• Written instruction: Read through the data and count the lines that contain the string "JSON"; give only the result.

* START Working data *

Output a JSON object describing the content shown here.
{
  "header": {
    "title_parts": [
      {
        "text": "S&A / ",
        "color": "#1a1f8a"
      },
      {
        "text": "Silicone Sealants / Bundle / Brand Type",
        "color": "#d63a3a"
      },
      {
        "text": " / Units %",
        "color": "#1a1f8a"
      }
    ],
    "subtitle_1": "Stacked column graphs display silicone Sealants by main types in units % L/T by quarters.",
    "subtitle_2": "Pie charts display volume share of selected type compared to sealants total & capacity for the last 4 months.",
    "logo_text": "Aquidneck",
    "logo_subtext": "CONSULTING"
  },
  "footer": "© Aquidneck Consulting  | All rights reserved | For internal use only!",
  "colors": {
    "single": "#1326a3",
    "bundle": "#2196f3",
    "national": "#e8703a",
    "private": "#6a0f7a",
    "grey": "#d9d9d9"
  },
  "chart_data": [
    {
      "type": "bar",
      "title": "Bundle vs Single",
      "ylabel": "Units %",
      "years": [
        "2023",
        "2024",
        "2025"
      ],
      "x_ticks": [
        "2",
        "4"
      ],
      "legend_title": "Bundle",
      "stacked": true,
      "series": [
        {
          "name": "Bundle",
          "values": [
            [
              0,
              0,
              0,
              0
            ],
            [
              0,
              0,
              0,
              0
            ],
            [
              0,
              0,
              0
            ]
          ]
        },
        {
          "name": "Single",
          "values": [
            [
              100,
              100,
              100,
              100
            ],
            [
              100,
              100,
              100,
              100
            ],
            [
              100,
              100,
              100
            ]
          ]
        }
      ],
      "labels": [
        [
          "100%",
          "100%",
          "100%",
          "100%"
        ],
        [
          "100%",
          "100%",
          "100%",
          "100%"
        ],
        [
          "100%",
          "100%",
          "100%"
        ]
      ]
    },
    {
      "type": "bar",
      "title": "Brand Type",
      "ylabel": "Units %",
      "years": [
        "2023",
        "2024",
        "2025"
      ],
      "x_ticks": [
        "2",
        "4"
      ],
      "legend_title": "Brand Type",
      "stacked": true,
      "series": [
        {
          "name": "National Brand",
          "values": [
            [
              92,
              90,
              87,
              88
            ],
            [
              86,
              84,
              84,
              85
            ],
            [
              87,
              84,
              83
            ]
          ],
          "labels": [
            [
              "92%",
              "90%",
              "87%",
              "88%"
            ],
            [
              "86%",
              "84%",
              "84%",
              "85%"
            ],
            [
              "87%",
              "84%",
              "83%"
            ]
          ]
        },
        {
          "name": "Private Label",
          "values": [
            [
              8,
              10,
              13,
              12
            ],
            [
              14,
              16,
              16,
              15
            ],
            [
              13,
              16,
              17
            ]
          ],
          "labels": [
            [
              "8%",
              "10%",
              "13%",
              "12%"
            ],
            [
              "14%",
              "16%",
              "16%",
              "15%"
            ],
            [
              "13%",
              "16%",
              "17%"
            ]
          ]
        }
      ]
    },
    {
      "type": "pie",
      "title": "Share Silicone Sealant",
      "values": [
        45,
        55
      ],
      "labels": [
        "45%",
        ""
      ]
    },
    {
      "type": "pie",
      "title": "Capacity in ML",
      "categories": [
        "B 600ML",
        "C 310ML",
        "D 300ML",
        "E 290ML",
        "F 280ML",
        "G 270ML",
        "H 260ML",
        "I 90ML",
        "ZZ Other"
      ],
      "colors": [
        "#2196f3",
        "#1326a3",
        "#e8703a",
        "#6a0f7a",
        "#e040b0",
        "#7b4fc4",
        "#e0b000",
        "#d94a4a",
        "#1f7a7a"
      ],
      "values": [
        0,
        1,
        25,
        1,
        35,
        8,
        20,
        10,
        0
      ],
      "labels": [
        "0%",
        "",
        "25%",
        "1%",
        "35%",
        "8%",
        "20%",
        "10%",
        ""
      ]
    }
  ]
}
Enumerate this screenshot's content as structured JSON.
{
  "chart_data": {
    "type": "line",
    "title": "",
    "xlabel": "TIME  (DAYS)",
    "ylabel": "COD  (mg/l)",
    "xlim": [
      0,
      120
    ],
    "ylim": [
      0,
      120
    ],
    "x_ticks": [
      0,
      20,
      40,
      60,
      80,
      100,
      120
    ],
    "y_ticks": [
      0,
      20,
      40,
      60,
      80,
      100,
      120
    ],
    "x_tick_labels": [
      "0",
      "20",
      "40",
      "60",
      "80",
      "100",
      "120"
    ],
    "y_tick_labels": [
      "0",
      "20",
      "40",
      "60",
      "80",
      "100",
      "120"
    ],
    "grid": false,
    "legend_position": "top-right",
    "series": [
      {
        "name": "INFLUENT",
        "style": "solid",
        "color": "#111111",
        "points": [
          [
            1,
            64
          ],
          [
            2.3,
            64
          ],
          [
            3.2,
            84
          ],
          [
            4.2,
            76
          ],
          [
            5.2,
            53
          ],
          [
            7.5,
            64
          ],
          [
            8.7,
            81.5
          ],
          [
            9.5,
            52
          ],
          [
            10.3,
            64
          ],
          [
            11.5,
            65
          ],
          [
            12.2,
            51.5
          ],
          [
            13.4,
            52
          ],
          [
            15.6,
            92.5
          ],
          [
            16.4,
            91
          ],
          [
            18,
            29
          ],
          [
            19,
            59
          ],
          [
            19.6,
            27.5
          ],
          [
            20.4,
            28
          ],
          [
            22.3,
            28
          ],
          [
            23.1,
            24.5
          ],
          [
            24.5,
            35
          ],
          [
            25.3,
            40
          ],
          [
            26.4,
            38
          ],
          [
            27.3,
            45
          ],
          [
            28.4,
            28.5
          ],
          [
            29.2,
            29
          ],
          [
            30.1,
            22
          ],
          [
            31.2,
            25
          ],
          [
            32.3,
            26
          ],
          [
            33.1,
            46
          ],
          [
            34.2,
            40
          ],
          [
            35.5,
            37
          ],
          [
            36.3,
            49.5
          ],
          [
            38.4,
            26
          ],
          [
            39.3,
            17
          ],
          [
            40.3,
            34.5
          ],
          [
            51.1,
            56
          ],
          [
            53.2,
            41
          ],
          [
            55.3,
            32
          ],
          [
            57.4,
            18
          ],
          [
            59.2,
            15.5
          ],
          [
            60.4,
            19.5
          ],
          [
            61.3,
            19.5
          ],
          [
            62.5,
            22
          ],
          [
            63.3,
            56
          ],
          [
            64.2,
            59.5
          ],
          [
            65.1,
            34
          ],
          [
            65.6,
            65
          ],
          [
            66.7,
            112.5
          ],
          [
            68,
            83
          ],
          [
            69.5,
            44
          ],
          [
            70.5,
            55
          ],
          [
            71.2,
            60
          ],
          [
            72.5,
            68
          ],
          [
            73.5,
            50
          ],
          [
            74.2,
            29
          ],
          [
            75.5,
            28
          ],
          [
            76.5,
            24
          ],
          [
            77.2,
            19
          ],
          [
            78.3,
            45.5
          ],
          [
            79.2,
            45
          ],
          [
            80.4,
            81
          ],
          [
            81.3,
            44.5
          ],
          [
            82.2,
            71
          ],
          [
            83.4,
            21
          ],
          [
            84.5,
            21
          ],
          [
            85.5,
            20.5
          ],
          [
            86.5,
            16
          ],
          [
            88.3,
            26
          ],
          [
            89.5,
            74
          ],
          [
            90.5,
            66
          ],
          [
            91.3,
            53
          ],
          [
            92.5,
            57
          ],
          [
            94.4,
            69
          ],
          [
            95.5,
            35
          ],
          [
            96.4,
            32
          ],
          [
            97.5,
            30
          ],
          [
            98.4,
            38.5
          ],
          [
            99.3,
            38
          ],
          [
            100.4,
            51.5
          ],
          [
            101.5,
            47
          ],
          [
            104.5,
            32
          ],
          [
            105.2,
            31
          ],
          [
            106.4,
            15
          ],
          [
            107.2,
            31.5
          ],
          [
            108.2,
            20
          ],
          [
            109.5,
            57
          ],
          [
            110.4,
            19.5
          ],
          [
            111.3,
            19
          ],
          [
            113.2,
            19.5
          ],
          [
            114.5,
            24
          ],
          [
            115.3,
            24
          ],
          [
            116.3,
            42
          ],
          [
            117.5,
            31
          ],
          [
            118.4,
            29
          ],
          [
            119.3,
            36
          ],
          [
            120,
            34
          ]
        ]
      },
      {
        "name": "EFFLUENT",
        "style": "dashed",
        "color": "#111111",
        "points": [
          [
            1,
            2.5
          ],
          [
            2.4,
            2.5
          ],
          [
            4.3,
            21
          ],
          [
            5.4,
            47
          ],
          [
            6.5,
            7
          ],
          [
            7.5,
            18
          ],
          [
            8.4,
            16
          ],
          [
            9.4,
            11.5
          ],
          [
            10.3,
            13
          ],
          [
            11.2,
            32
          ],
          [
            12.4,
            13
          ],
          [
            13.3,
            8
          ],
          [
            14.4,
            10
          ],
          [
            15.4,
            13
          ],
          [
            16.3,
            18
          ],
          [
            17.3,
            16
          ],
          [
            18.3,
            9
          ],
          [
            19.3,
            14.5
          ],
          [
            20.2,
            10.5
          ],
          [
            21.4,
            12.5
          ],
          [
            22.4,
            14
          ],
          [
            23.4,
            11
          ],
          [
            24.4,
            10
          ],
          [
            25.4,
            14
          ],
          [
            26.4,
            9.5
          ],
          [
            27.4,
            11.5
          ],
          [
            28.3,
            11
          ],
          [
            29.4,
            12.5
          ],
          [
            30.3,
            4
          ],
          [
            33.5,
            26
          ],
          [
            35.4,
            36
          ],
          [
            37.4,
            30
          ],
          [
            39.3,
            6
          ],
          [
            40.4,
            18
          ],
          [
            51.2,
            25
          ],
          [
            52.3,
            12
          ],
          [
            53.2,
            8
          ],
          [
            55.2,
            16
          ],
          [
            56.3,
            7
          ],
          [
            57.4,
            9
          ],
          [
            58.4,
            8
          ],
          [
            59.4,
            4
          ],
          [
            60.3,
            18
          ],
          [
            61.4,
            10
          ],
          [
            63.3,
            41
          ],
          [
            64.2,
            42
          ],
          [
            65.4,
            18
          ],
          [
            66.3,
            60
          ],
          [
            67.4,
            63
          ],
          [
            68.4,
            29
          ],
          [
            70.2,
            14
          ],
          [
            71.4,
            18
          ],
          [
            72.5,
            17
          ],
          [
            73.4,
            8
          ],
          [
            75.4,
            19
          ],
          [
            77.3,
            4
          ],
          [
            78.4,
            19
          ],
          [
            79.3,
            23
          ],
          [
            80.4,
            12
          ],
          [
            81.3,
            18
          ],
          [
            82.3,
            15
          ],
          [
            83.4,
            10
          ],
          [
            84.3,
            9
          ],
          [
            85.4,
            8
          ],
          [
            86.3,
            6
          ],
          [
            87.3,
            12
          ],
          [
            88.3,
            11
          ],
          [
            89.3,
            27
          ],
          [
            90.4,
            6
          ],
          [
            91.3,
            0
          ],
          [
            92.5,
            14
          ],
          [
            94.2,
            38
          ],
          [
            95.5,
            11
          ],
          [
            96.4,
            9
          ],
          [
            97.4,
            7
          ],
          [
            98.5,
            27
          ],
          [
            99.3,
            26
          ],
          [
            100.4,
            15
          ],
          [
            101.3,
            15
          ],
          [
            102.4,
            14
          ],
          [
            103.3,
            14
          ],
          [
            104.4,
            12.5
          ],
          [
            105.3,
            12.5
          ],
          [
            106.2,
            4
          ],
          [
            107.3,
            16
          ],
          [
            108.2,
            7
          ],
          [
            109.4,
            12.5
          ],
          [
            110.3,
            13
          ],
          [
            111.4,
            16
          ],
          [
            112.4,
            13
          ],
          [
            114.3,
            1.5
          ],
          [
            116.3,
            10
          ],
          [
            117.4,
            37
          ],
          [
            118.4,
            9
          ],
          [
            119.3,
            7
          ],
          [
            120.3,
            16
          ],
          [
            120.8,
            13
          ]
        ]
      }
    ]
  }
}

* END Working data *

• Worked solution: 2